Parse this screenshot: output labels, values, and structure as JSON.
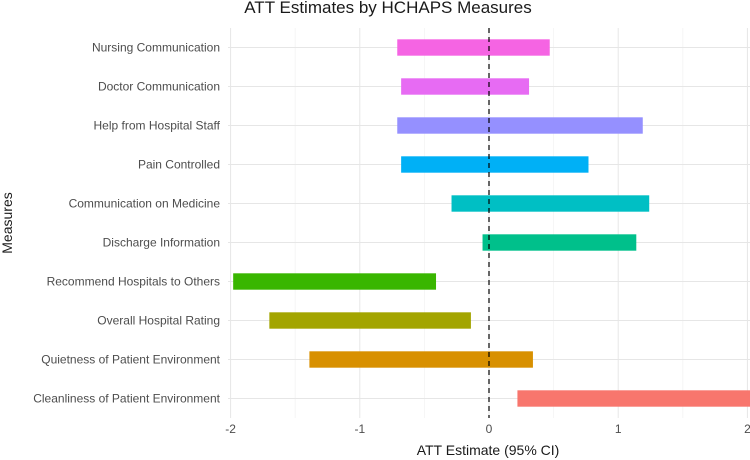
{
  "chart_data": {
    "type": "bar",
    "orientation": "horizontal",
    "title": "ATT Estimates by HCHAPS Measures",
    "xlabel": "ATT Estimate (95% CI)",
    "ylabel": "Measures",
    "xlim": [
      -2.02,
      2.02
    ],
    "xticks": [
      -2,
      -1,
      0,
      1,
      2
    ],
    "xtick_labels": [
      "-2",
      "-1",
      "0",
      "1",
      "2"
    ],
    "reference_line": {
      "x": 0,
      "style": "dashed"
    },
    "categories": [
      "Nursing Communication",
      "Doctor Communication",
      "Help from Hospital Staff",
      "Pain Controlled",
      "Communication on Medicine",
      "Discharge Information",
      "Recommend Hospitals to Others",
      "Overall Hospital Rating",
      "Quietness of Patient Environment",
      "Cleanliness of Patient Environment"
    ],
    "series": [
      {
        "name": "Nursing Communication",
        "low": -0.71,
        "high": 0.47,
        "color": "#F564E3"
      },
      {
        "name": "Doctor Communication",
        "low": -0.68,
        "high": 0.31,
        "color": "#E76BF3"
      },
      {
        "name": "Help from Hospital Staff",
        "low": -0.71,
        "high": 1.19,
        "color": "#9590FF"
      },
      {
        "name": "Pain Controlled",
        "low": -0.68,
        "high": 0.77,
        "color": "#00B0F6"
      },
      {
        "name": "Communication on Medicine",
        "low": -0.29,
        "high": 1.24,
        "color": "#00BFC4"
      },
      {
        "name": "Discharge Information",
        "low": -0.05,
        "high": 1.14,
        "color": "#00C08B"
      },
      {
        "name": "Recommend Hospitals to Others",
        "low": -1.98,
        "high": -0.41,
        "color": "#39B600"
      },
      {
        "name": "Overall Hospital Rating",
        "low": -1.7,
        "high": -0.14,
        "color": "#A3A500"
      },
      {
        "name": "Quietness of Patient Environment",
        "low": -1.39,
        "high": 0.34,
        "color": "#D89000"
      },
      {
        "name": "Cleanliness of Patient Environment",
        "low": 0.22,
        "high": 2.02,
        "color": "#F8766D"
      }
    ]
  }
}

_____

→ **Exercise**: Leave the images out and output the remaining material exactly as it stands.

→ **Exercise response**:
Parse this screenshot: output labels, values, and structure as JSON.
{
  "chart_data": {
    "type": "bar",
    "orientation": "horizontal",
    "title": "ATT Estimates by HCHAPS Measures",
    "xlabel": "ATT Estimate (95% CI)",
    "ylabel": "Measures",
    "xlim": [
      -2.02,
      2.02
    ],
    "xticks": [
      -2,
      -1,
      0,
      1,
      2
    ],
    "xtick_labels": [
      "-2",
      "-1",
      "0",
      "1",
      "2"
    ],
    "reference_line": {
      "x": 0,
      "style": "dashed"
    },
    "categories": [
      "Nursing Communication",
      "Doctor Communication",
      "Help from Hospital Staff",
      "Pain Controlled",
      "Communication on Medicine",
      "Discharge Information",
      "Recommend Hospitals to Others",
      "Overall Hospital Rating",
      "Quietness of Patient Environment",
      "Cleanliness of Patient Environment"
    ],
    "series": [
      {
        "name": "Nursing Communication",
        "low": -0.71,
        "high": 0.47,
        "color": "#F564E3"
      },
      {
        "name": "Doctor Communication",
        "low": -0.68,
        "high": 0.31,
        "color": "#E76BF3"
      },
      {
        "name": "Help from Hospital Staff",
        "low": -0.71,
        "high": 1.19,
        "color": "#9590FF"
      },
      {
        "name": "Pain Controlled",
        "low": -0.68,
        "high": 0.77,
        "color": "#00B0F6"
      },
      {
        "name": "Communication on Medicine",
        "low": -0.29,
        "high": 1.24,
        "color": "#00BFC4"
      },
      {
        "name": "Discharge Information",
        "low": -0.05,
        "high": 1.14,
        "color": "#00C08B"
      },
      {
        "name": "Recommend Hospitals to Others",
        "low": -1.98,
        "high": -0.41,
        "color": "#39B600"
      },
      {
        "name": "Overall Hospital Rating",
        "low": -1.7,
        "high": -0.14,
        "color": "#A3A500"
      },
      {
        "name": "Quietness of Patient Environment",
        "low": -1.39,
        "high": 0.34,
        "color": "#D89000"
      },
      {
        "name": "Cleanliness of Patient Environment",
        "low": 0.22,
        "high": 2.02,
        "color": "#F8766D"
      }
    ]
  }
}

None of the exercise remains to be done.